◆ **Texto**
-=-=-=-=-

Resumo: O presente artigo analisa a questão relacionada à vulnerabilidade e à abusividade nos contratos regidos pelo Código de Defesa do Consumidor (CDC) e pelo Código Civil de 2002 (CC/02). Tem como ponto de partida uma breve reflexão acerca dos princípios sociais da contratação (função social, boa-fé objetiva e equivalência material). Em um segundo momento é apresentada a regulamentação das cláusulas abusivas no CDC, com base nos comandos normativos que versam sobre o tema. Por fim, apresenta-se uma leitura acerca das claúsulas abusivas nas relações contratuais civis, tendo por fundamento a aplicação dos princípios sociais e de regras específicas, reguladas pelo CC/02.
Palavras-chave: Contratos; Cláusulas abusivas; Vulnerabilidade; CDC; CC/02
Sumário: 1 Introdução 2 Princípios Sociais da contratação 2.1 Função social do contrato 2.2 Boa-fé objetiva 2.3 Equivalência material 3 Cláusulas abusivas e vulnerabilidade 3.1 Cláusulas abusivas no CDC 3.2 Cláusulas abusivas no CC/02 4 Conclusões
1.Introdução
O contrato é o principal instrumento jurídico de desenvolvimento das atividades econômicas. Como tal, sofreu diversas mutações ao longo do tempo, seguindo a lógica imposta pelo ideário dominante em cada período histórico. No Estado moderno, partindo-se da análise do liberalismo, a concepção de contrato, bem como a sua teoria geral, teve forte influência do pensamento individualista, centrado na autonomia privada e na igualdade formal entre os contratantes.
A partir do liberalismo, o contrato passou a ser realmente considerado como mecanismo que propicia a circulação de riquezas, assumindo papel central na esfera jurídico-econômica. Com as codificações, peculiares ao liberalismo, e a consequente dicotomia direito público e direito privado, os contratos têm sua disciplina afetada ao do direito civil, principal ramo privatista.

-=-=-=-=-

◆ **Dados fornecidos**
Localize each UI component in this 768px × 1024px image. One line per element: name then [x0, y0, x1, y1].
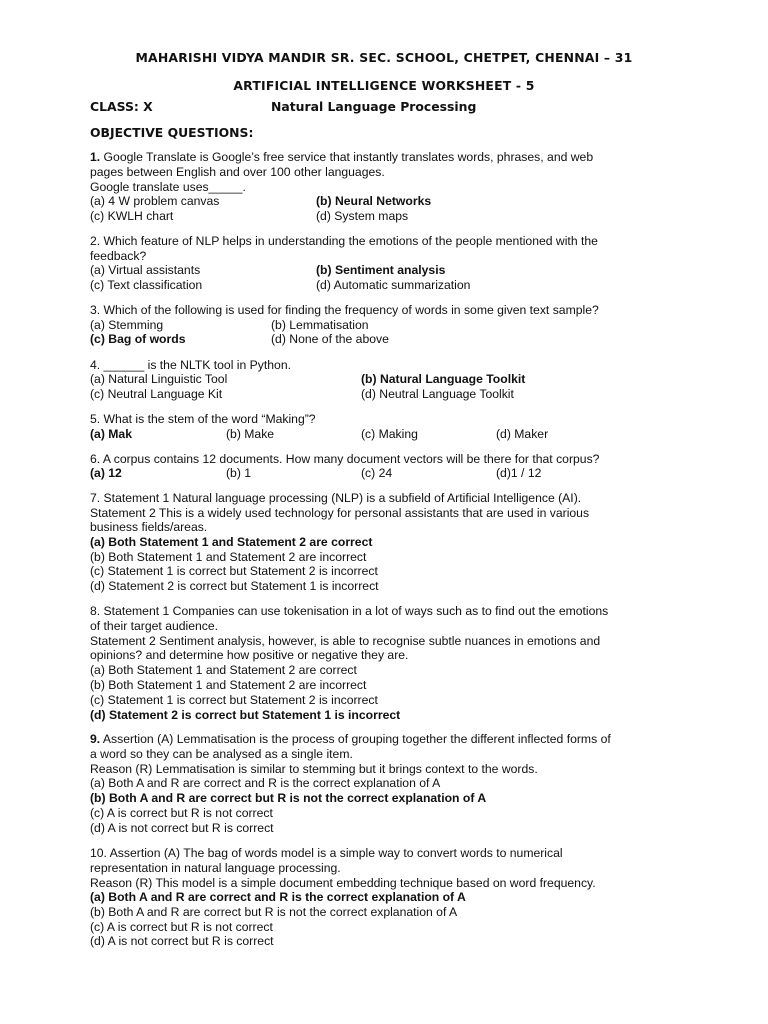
question-5-line-1: 5. What is the stem of the word “Making”? [90, 412, 316, 426]
q8-option-c: (c) Statement 1 is correct but Statement 2 is incorrect [90, 693, 378, 707]
question-8-line-2: of their target audience. [90, 619, 219, 633]
q9-option-a: (a) Both A and R are correct and R is the correct explanation of A [90, 776, 441, 790]
question-1-line-2: pages between English and over 100 other languages. [90, 165, 385, 179]
q8-option-d: (d) Statement 2 is correct but Statement 1 is incorrect [90, 708, 401, 722]
question-9-line-1: 9. Assertion (A) Lemmatisation is the process of grouping together the different inflected forms of [90, 732, 611, 746]
q3-option-d: (d) None of the above [271, 332, 389, 346]
question-7-line-2: Statement 2 This is a widely used technology for personal assistants that are used in various [90, 506, 590, 520]
q5-option-c: (c) Making [361, 427, 418, 441]
question-9-line-3: Reason (R) Lemmatisation is similar to stemming but it brings context to the words. [90, 762, 538, 776]
class-label: CLASS: X [90, 99, 153, 114]
q6-option-d: (d)1 / 12 [496, 466, 542, 480]
q8-option-b: (b) Both Statement 1 and Statement 2 are incorrect [90, 678, 367, 692]
question-2-line-2: feedback? [90, 249, 147, 263]
question-10-line-1: 10. Assertion (A) The bag of words model is a simple way to convert words to numerical [90, 846, 563, 860]
question-7-number: 7. [90, 491, 101, 505]
question-8-line-4: opinions? and determine how positive or negative they are. [90, 648, 409, 662]
q1-option-c: (c) KWLH chart [90, 209, 174, 223]
question-7-line-1: 7. Statement 1 Natural language processing (NLP) is a subfield of Artificial Intelligence (AI). [90, 491, 582, 505]
question-10-number: 10. [90, 846, 107, 860]
q9-option-c: (c) A is correct but R is not correct [90, 806, 273, 820]
q4-option-a: (a) Natural Linguistic Tool [90, 372, 228, 386]
q9-option-d: (d) A is not correct but R is correct [90, 821, 274, 835]
q6-option-c: (c) 24 [361, 466, 393, 480]
question-8-line-1: 8. Statement 1 Companies can use tokenisation in a lot of ways such as to find out the emotions [90, 604, 609, 618]
question-3-line-1: 3. Which of the following is used for finding the frequency of words in some given text sample? [90, 303, 599, 317]
q1-option-a: (a) 4 W problem canvas [90, 194, 220, 208]
q10-option-d: (d) A is not correct but R is correct [90, 934, 274, 948]
question-6-number: 6. [90, 452, 101, 466]
question-10-line-2: representation in natural language processing. [90, 861, 341, 875]
class-row [90, 99, 690, 117]
question-10-line-3: Reason (R) This model is a simple document embedding technique based on word frequency. [90, 876, 596, 890]
q2-option-d: (d) Automatic summarization [316, 278, 471, 292]
q6-option-a: (a) 12 [90, 466, 122, 480]
question-6-line-1: 6. A corpus contains 12 documents. How many document vectors will be there for that corpus? [90, 452, 600, 466]
question-4-number: 4. [90, 358, 101, 372]
question-2-number: 2. [90, 234, 101, 248]
q5-option-d: (d) Maker [496, 427, 549, 441]
q8-option-a: (a) Both Statement 1 and Statement 2 are correct [90, 663, 357, 677]
worksheet-title: ARTIFICIAL INTELLIGENCE WORKSHEET - 5 [233, 78, 535, 93]
question-1-line-1: 1. Google Translate is Google’s free service that instantly translates words, phrases, and web [90, 150, 594, 164]
question-1-number: 1. [90, 150, 101, 164]
q7-option-d: (d) Statement 2 is correct but Statement 1 is incorrect [90, 579, 379, 593]
q7-option-a: (a) Both Statement 1 and Statement 2 are correct [90, 535, 373, 549]
q2-option-a: (a) Virtual assistants [90, 263, 201, 277]
q10-option-b: (b) Both A and R are correct but R is not the correct explanation of A [90, 905, 458, 919]
question-8-number: 8. [90, 604, 101, 618]
q3-option-c: (c) Bag of words [90, 332, 186, 346]
q6-option-b: (b) 1 [226, 466, 252, 480]
question-9-line-2: a word so they can be analysed as a single item. [90, 747, 353, 761]
q7-option-b: (b) Both Statement 1 and Statement 2 are incorrect [90, 550, 367, 564]
q5-option-a: (a) Mak [90, 427, 132, 441]
q4-option-c: (c) Neutral Language Kit [90, 387, 223, 401]
q2-option-b: (b) Sentiment analysis [316, 263, 446, 277]
q4-option-b: (b) Natural Language Toolkit [361, 372, 526, 386]
q4-option-d: (d) Neutral Language Toolkit [361, 387, 514, 401]
q3-option-b: (b) Lemmatisation [271, 318, 369, 332]
question-8-line-3: Statement 2 Sentiment analysis, however, is able to recognise subtle nuances in emotions and [90, 634, 601, 648]
section-heading: OBJECTIVE QUESTIONS: [90, 125, 254, 140]
question-7-line-3: business fields/areas. [90, 520, 208, 534]
question-4-line-1: 4. ______ is the NLTK tool in Python. [90, 358, 291, 372]
question-2-line-1: 2. Which feature of NLP helps in understanding the emotions of the people mentioned with the [90, 234, 598, 248]
topic-label: Natural Language Processing [271, 99, 477, 114]
q9-option-b: (b) Both A and R are correct but R is not the correct explanation of A [90, 791, 487, 805]
q1-option-b: (b) Neural Networks [316, 194, 432, 208]
question-9-number: 9. [90, 732, 101, 746]
q5-option-b: (b) Make [226, 427, 275, 441]
question-1-line-3: Google translate uses_____. [90, 180, 246, 194]
q2-option-c: (c) Text classification [90, 278, 203, 292]
question-3-number: 3. [90, 303, 101, 317]
school-title: MAHARISHI VIDYA MANDIR SR. SEC. SCHOOL, CHETPET, CHENNAI – 31 [135, 50, 633, 65]
q1-option-d: (d) System maps [316, 209, 409, 223]
q10-option-c: (c) A is correct but R is not correct [90, 920, 273, 934]
q7-option-c: (c) Statement 1 is correct but Statement 2 is incorrect [90, 564, 378, 578]
q10-option-a: (a) Both A and R are correct and R is the correct explanation of A [90, 890, 466, 904]
question-5-number: 5. [90, 412, 101, 426]
q3-option-a: (a) Stemming [90, 318, 164, 332]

-=-=-=-=-

◆ **Tarefa a realizar**
Reproduza palavra por palavra, do início ao fim, o texto sobre cláusulas abusivas e vulnerabilidade nos contratos. Os registros foram obtidos de outra fonte.

◆ **Tarefa concluída**
Resumo: O presente artigo analisa a questão relacionada à vulnerabilidade e à abusividade nos contratos regidos pelo Código de Defesa do Consumidor (CDC) e pelo Código Civil de 2002 (CC/02). Tem como ponto de partida uma breve reflexão acerca dos princípios sociais da contratação (função social, boa-fé objetiva e equivalência material). Em um segundo momento é apresentada a regulamentação das cláusulas abusivas no CDC, com base nos comandos normativos que versam sobre o tema. Por fim, apresenta-se uma leitura acerca das claúsulas abusivas nas relações contratuais civis, tendo por fundamento a aplicação dos princípios sociais e de regras específicas, reguladas pelo CC/02.
Palavras-chave: Contratos; Cláusulas abusivas; Vulnerabilidade; CDC; CC/02
Sumário: 1 Introdução 2 Princípios Sociais da contratação 2.1 Função social do contrato 2.2 Boa-fé objetiva 2.3 Equivalência material 3 Cláusulas abusivas e vulnerabilidade 3.1 Cláusulas abusivas no CDC 3.2 Cláusulas abusivas no CC/02 4 Conclusões
1.Introdução
O contrato é o principal instrumento jurídico de desenvolvimento das atividades econômicas. Como tal, sofreu diversas mutações ao longo do tempo, seguindo a lógica imposta pelo ideário dominante em cada período histórico. No Estado moderno, partindo-se da análise do liberalismo, a concepção de contrato, bem como a sua teoria geral, teve forte influência do pensamento individualista, centrado na autonomia privada e na igualdade formal entre os contratantes.
A partir do liberalismo, o contrato passou a ser realmente considerado como mecanismo que propicia a circulação de riquezas, assumindo papel central na esfera jurídico-econômica. Com as codificações, peculiares ao liberalismo, e a consequente dicotomia direito público e direito privado, os contratos têm sua disciplina afetada ao do direito civil, principal ramo privatista.